L’ADR ne peut être raisonnablement considéré comme une formation politique de droite extrême. Les programmes publiés depuis 1989 n’exprimèrent nullement explicitement ou implicitement un rejet des immigrés et des étrangers dans une perspective « racialiste » et ne procédèrent pas non plus à une condamnation définitive du cosmopolitisme et/ou du multiculturalisme au regard de leur conception de l’identité qui n’intègre pas ou peu des référents du différencialisme culturel. La rhétorique sécuritaire, bien présente dans les plates-formes électorales et les propositions législatives du parti, n’a pas conduit non plus à la volonté de remettre en cause les libertés fondamentales et les principes constitutionnels de 1868, et celles et ceux garantis par les conventions et les traités internationaux que le Luxembourg a signés. Il n’a jamais existé non plus dans ses discours et ceux de ses dirigeants, un rejet du capitalisme international, la volonté d’assujettir l’économie à la puissance publique, la valorisation d’un socialisme stato-national ou bien encore le désir de créer une économie corporatiste, caractéristiques pourtant fondamentales de l’extrême droite.
En revanche, l’importance du discours nationalitaire crescendo depuis 1989 jusqu’à son paroxysme après l’entrée en vigueur de la loi sur la double nationalité en 2008, lui a permis de médiatiser dans l’arène politique, la tentation identitaire qui s’est développée dans une partie de la société luxembourgeoise, indépendamment de sa condition sociale, de son statut économique et de son rapport à l’État. Par « tentation identitaire », il faut comprendre que des Luxembourgeois demeurent attachés à une communauté qui serait déterminée de préférence par la prédominance de l’usage d’une seule langue dans les rapports sociaux et politiques en dépit du multilinguisme historique, par la référence à une histoire synonyme de roman national, et pour le moins mythique avec ses marqueurs (Jean l’Aveugle, 1839, 1868, le référendum de 1941) et par l’imposition de conditions d’appartenance à ladite communauté qui sont nécessairement la maîtrise d’une culture plutôt homogène et de codes sociaux jugés immuables et naturels. D’une autre manière, le conservatisme nationalitaire de l’ADR surtout exprimé dans ses programmes à partir de 1994 a permis de montrer la dissonance entre le « nous » vécu au quotidien par une partie des Luxembourgeois d’un point de vue linguistique et le « nous » multiculturel proposé et affiché par les autorités politiques grand-ducales (les partis en coalition jusqu’alors).

* _Lignes de données_

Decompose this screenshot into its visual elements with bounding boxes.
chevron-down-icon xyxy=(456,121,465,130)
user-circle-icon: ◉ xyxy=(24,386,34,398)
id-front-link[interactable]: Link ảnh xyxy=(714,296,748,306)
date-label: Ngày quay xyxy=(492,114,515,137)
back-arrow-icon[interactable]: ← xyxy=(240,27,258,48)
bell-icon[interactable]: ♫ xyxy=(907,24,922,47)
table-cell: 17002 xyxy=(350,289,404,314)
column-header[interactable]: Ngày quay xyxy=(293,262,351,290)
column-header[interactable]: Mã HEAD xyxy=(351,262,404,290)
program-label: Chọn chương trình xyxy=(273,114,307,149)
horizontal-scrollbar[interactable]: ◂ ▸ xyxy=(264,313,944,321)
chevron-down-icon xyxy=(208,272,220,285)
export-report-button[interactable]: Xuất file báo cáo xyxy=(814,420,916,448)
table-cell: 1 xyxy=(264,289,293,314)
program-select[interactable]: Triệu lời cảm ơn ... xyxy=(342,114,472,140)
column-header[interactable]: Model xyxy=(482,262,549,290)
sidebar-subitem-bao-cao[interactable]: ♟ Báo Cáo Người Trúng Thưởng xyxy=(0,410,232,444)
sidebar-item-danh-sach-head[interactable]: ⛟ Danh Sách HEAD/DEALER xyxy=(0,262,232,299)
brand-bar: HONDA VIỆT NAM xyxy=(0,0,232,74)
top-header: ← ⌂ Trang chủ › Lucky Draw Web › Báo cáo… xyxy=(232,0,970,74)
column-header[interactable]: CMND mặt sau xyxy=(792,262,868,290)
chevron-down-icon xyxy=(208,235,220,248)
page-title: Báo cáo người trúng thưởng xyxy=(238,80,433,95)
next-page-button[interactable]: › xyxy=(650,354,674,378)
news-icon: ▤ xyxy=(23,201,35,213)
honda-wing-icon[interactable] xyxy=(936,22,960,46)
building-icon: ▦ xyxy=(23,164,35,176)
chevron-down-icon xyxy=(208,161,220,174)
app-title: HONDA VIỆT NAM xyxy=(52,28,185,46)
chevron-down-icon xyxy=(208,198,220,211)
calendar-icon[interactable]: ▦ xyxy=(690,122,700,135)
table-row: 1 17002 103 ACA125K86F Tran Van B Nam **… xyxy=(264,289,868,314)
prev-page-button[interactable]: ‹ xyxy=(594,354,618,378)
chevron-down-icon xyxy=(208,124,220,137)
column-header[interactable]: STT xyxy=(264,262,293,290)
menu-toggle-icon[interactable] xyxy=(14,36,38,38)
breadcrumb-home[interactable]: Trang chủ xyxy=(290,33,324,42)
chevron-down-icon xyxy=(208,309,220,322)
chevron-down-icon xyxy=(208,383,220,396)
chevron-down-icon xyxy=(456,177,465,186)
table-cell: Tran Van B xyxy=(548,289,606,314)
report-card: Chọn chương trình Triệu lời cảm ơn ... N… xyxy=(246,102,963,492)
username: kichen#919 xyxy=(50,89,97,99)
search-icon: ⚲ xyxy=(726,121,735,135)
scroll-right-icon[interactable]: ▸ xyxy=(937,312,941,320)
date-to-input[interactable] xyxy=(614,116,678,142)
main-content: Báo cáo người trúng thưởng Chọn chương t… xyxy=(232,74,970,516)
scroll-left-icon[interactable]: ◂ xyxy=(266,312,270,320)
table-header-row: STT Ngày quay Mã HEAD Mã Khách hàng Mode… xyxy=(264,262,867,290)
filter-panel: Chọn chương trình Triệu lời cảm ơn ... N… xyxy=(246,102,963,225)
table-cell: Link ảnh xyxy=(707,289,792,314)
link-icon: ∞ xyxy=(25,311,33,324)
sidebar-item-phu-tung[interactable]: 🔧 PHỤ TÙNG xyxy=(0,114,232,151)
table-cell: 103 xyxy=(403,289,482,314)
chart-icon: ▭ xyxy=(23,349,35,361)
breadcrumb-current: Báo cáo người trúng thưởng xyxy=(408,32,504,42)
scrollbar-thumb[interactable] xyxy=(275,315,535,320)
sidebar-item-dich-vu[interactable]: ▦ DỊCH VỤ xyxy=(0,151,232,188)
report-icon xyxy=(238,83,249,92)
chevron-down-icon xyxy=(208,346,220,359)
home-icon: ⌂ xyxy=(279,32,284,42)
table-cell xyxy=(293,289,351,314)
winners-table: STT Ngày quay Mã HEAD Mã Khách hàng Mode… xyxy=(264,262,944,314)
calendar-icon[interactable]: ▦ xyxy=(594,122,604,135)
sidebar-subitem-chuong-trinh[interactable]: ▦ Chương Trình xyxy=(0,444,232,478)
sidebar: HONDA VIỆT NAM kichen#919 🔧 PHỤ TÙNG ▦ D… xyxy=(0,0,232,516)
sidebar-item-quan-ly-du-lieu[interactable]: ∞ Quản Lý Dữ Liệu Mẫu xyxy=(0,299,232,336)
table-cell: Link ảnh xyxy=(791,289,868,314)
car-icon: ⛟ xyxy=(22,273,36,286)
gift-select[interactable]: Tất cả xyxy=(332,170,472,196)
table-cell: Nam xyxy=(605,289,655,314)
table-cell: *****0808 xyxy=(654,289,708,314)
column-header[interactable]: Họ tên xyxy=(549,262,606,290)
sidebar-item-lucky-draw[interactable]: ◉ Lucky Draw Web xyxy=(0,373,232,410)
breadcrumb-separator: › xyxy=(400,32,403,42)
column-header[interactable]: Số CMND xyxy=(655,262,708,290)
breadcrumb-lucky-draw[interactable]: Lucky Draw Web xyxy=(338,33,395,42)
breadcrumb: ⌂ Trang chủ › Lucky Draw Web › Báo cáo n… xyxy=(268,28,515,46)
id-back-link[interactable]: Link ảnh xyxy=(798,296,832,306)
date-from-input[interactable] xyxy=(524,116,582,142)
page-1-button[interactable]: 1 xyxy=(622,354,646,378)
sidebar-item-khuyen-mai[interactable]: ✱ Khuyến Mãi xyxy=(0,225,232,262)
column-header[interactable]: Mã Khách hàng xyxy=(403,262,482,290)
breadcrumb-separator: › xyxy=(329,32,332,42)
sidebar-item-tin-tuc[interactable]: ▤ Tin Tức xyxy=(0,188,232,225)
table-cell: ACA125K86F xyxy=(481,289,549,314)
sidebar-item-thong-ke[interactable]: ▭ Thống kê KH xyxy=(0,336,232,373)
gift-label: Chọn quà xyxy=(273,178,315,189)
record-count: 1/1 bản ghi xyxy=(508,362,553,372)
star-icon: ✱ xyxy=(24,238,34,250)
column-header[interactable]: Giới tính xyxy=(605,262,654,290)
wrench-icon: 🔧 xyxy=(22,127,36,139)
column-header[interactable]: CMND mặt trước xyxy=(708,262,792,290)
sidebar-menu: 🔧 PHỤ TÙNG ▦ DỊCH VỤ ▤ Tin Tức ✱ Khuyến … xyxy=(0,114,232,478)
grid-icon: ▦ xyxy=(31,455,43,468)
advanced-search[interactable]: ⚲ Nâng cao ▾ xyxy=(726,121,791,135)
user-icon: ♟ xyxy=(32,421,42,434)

* _Exercices à traiter_
1. Répondez à ces questions sur le texte sur l'ADR :
(a) De quelle année datent les principes constitutionnels que la rhétorique sécuritaire du parti n'a pas voulu remettre en cause ?
(b) En quelle année la loi sur la double nationalité est-elle entrée en vigueur ?
(c) À partir de quelle année le conservatisme nationalitaire de l'ADR s'exprime-t-il surtout dans ses programmes ?
2. Recopiez tels quels les enregistrements en commençant au début des enregistrements et en terminant par la ligne qui contient « horizontal-scrollbar[interactable]: ◂ ▸ ».

* _En réponse_
1.
(a) 1868
(b) 2008
(c) 1994

2.
Decompose this screenshot into its visual elements with bounding boxes.
chevron-down-icon xyxy=(456,121,465,130)
user-circle-icon: ◉ xyxy=(24,386,34,398)
id-front-link[interactable]: Link ảnh xyxy=(714,296,748,306)
date-label: Ngày quay xyxy=(492,114,515,137)
back-arrow-icon[interactable]: ← xyxy=(240,27,258,48)
bell-icon[interactable]: ♫ xyxy=(907,24,922,47)
table-cell: 17002 xyxy=(350,289,404,314)
column-header[interactable]: Ngày quay xyxy=(293,262,351,290)
column-header[interactable]: Mã HEAD xyxy=(351,262,404,290)
program-label: Chọn chương trình xyxy=(273,114,307,149)
horizontal-scrollbar[interactable]: ◂ ▸ xyxy=(264,313,944,321)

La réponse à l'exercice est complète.